>> BEGIN
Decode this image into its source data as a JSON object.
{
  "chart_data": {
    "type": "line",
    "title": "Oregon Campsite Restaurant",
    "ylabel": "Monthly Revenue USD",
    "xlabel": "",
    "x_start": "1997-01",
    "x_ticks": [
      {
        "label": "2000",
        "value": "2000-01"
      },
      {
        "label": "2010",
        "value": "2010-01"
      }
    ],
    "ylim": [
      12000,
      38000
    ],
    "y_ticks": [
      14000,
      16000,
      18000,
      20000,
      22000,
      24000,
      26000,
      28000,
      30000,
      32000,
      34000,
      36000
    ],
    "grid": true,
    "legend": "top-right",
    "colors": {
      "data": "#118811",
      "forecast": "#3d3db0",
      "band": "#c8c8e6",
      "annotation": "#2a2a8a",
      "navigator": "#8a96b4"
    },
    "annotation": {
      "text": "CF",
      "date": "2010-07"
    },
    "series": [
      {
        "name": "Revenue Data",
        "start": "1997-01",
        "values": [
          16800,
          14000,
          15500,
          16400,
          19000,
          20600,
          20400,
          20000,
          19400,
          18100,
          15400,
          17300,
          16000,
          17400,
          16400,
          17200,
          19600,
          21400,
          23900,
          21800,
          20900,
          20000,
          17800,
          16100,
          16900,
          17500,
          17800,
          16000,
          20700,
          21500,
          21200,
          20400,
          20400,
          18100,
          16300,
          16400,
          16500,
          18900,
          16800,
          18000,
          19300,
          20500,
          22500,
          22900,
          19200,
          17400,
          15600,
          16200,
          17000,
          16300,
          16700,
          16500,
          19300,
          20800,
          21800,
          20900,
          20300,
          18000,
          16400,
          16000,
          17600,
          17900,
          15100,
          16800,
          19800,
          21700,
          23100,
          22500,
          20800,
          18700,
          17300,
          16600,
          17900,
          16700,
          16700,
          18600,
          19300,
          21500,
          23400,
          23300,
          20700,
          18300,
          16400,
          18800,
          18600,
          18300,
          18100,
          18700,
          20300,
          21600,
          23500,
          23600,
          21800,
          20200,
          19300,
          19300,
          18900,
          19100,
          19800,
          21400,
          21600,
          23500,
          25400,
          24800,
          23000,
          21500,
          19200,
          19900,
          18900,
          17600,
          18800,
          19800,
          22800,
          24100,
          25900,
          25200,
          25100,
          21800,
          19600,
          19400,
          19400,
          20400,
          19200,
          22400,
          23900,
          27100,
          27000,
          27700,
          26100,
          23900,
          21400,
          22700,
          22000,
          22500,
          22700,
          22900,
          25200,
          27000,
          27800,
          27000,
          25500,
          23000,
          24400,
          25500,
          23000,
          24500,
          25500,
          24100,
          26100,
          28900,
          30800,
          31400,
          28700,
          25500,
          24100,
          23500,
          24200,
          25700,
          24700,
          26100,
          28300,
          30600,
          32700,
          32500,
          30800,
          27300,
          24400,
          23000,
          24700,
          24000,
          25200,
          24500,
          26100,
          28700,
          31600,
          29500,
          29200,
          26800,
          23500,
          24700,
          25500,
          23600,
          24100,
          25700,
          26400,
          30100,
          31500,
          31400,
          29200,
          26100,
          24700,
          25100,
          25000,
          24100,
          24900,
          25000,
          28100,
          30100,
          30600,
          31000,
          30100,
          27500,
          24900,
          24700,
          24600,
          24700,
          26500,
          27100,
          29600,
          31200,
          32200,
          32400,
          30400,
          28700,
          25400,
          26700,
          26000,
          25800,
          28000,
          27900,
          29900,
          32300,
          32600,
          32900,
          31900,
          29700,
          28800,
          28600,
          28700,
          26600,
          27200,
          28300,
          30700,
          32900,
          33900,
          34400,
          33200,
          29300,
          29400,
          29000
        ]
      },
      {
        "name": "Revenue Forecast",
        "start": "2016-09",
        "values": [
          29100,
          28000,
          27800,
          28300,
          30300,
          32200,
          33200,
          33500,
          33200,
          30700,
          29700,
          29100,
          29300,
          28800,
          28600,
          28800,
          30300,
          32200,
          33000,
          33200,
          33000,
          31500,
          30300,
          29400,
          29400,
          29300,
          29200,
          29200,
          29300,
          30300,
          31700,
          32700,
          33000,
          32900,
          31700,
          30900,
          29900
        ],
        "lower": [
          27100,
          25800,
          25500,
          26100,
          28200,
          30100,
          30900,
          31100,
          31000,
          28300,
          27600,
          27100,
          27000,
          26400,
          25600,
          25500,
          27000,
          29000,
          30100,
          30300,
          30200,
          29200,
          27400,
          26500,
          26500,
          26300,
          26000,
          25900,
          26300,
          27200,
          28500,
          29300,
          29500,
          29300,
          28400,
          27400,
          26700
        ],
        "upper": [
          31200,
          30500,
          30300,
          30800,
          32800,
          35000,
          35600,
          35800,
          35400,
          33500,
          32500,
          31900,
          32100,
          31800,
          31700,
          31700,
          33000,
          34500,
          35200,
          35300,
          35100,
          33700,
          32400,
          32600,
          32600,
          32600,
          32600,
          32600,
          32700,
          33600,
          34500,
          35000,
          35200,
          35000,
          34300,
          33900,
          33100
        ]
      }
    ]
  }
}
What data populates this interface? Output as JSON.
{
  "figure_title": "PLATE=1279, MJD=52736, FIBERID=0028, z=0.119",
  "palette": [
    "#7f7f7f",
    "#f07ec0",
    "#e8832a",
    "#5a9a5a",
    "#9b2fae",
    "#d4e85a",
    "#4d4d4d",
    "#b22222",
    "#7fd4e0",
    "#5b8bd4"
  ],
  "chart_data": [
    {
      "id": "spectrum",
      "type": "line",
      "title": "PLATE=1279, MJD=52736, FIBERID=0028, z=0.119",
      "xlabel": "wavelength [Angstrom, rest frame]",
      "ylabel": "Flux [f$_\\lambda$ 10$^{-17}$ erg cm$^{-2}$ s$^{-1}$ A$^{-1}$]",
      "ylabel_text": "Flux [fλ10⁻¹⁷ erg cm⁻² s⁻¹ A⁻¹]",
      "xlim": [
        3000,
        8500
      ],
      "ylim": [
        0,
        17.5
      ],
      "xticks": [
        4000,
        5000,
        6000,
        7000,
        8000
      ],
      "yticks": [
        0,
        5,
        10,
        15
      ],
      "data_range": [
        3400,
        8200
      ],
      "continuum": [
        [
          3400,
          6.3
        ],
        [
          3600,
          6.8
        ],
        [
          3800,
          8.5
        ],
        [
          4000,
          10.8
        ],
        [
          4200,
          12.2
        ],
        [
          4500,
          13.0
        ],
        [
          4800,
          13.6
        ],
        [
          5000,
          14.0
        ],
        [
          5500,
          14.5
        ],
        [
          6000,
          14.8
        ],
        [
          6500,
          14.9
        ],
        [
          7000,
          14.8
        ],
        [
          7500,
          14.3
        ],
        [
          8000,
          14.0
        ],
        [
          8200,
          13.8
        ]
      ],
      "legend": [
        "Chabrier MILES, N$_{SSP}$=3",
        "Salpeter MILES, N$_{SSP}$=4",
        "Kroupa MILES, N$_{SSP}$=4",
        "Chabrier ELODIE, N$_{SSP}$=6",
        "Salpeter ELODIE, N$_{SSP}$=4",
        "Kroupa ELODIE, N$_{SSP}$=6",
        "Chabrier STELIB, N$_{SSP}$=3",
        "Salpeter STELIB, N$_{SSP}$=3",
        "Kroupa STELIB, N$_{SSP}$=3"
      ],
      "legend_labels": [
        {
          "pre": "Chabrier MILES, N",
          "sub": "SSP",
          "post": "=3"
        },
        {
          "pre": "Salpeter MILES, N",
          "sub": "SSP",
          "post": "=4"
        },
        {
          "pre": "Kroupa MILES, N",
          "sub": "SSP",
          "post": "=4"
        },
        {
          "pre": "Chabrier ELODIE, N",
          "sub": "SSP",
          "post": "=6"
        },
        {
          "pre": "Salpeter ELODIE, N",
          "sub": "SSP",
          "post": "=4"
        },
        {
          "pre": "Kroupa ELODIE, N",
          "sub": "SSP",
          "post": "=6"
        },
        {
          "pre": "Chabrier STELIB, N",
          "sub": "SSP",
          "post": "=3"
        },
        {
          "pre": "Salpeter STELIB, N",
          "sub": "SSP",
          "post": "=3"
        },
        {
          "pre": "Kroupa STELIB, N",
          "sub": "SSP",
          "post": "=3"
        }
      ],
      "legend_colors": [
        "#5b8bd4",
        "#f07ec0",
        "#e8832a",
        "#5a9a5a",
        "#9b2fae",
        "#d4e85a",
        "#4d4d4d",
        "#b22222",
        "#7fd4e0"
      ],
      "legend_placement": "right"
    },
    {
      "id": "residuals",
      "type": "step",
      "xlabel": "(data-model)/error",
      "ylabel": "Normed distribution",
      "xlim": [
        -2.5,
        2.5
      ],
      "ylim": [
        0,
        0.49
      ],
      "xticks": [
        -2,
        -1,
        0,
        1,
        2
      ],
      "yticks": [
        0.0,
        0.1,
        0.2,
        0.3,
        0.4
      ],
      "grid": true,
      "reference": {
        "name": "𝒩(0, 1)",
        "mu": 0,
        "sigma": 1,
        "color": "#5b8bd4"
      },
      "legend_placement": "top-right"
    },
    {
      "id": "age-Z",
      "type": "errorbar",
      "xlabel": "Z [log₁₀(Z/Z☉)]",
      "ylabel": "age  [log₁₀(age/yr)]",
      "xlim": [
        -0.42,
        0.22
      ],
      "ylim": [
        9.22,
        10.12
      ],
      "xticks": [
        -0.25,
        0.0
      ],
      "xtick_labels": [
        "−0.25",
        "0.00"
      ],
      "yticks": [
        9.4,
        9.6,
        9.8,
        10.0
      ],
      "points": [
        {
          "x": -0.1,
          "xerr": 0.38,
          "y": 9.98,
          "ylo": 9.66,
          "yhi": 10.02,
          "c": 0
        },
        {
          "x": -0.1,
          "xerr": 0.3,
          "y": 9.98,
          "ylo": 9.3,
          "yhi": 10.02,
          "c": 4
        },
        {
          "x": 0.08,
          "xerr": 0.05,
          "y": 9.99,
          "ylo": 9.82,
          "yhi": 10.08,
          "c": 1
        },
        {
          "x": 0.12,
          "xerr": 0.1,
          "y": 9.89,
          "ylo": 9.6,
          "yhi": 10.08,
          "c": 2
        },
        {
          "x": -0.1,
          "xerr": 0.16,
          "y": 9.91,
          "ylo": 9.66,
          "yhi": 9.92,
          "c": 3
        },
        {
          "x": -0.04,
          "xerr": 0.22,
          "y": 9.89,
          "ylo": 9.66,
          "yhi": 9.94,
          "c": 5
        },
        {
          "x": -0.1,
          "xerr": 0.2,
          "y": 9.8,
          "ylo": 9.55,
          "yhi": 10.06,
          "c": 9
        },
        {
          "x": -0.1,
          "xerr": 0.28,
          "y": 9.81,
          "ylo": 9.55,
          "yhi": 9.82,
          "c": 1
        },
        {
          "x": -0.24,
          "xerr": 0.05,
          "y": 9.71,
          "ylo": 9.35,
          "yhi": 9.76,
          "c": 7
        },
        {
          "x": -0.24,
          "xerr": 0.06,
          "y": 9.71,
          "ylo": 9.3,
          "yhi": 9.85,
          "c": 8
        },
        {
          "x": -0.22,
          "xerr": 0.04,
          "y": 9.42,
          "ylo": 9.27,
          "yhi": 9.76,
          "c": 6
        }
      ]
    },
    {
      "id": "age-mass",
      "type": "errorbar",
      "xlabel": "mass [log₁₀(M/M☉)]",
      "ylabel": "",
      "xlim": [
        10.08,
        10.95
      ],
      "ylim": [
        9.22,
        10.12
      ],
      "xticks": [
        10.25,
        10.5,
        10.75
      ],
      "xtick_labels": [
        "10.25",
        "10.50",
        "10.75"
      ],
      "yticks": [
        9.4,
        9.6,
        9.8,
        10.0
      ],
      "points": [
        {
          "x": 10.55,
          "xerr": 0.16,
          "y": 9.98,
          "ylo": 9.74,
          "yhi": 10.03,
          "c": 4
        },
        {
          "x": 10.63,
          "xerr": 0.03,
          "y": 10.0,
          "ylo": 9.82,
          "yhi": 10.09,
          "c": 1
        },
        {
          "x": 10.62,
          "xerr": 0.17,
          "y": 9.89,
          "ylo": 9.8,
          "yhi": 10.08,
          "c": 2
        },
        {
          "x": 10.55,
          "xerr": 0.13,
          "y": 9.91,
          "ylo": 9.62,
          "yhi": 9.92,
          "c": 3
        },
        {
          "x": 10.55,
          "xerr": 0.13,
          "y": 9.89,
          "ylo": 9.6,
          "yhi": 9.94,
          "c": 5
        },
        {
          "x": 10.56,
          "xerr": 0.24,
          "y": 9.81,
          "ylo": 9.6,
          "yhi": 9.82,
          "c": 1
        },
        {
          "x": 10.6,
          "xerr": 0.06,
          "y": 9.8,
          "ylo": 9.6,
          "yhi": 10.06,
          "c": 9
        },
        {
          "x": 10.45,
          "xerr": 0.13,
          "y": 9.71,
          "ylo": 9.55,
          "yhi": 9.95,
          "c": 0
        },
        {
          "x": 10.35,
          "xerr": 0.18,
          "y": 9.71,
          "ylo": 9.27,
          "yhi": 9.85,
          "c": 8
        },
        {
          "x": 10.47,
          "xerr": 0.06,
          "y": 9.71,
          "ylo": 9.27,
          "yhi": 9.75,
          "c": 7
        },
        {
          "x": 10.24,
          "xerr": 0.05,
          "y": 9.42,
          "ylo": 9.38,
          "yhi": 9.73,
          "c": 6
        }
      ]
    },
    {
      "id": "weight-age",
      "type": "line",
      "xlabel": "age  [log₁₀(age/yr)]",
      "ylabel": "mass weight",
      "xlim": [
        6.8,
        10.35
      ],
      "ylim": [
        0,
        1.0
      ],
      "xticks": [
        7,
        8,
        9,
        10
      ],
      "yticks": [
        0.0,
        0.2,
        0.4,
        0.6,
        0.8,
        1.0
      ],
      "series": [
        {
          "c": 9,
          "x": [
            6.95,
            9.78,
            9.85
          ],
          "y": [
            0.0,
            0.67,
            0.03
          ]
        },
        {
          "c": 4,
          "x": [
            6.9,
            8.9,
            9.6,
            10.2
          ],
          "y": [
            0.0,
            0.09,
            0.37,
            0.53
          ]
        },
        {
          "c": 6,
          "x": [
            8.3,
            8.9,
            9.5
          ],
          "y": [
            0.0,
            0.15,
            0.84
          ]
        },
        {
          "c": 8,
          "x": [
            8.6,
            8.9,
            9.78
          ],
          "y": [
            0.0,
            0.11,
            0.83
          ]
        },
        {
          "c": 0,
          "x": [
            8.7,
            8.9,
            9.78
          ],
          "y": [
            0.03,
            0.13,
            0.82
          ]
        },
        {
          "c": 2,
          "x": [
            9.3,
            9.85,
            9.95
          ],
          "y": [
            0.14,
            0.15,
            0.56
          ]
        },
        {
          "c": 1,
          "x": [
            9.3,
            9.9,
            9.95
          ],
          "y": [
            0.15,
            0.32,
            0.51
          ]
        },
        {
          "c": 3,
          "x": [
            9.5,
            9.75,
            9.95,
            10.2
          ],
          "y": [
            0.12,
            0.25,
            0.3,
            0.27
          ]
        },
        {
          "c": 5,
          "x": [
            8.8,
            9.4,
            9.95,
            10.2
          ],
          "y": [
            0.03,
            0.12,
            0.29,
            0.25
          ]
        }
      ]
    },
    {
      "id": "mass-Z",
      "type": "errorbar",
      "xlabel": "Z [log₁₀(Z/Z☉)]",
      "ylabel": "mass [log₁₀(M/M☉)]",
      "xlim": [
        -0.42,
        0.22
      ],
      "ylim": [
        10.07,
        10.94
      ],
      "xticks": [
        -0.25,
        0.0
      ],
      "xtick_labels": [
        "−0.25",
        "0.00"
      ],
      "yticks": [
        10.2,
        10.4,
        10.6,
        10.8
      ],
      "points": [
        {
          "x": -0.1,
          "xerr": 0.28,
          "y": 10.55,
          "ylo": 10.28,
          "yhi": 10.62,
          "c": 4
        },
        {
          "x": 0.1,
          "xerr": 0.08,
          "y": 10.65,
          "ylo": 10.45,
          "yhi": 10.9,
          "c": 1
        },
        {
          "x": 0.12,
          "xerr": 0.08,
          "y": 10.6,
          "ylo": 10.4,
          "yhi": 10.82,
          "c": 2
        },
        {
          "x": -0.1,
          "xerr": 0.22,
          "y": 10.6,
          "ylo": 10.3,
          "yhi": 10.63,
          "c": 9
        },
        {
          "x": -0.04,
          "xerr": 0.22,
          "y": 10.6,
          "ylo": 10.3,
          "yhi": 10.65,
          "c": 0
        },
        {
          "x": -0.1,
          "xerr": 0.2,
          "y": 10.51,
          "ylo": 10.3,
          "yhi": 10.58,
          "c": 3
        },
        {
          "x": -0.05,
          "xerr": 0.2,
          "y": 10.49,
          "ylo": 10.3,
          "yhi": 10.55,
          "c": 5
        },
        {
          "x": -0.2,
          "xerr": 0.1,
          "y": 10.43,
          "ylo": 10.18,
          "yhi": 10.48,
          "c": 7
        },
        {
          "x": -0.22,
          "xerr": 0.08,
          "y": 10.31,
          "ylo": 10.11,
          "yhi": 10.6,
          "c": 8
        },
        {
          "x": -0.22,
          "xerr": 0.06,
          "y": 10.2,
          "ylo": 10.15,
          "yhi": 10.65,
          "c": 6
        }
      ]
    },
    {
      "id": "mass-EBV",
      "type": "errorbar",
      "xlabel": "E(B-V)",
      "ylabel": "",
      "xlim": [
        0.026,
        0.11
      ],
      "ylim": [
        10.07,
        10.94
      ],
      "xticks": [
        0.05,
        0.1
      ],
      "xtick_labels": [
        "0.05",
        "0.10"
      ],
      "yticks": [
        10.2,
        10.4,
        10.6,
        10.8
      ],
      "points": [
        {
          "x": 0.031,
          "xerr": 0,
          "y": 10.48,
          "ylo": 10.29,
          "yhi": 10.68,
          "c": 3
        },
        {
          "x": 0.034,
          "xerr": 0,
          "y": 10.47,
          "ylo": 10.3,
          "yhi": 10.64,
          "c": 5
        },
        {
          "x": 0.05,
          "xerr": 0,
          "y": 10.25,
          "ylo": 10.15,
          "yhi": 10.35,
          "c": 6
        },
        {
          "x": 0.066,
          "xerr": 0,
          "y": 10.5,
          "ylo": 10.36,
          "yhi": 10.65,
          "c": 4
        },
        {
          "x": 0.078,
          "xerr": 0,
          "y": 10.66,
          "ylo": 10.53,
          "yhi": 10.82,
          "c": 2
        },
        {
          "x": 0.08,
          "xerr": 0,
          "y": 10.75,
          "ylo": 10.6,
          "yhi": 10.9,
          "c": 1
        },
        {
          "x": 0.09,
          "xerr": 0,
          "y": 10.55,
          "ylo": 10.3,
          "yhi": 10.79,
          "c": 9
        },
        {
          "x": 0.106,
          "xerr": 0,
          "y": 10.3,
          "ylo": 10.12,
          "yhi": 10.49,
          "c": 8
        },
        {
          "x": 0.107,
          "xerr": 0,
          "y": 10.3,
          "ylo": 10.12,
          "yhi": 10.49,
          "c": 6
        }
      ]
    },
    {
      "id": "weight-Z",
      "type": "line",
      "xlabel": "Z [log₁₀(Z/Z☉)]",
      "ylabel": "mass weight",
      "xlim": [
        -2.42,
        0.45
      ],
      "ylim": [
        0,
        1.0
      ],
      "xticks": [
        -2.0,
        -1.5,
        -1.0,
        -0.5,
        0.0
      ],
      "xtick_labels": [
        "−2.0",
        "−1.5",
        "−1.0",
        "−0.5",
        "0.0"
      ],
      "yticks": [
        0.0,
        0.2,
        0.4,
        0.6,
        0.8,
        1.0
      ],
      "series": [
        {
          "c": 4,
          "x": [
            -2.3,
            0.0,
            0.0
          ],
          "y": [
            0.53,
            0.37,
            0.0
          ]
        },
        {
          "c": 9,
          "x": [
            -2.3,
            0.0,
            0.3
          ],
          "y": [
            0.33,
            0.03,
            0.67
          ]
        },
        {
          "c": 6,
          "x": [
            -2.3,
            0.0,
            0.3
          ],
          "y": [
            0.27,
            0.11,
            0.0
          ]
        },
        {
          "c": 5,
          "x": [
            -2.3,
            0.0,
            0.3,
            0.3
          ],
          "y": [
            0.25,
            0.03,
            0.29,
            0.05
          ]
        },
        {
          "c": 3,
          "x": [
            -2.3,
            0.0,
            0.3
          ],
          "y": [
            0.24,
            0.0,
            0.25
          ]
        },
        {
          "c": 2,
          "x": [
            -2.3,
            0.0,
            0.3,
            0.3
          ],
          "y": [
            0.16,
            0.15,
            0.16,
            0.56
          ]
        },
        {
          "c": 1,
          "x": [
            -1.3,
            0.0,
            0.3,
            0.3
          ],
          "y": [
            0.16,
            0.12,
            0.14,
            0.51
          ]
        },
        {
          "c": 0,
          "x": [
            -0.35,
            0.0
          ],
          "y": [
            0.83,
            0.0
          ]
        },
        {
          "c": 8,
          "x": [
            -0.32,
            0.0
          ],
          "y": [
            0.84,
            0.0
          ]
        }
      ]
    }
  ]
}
>> END
• What you will do
Tell how many lines above contain the word "FIBERID". Give the number alone.

• Answer to the exercise
2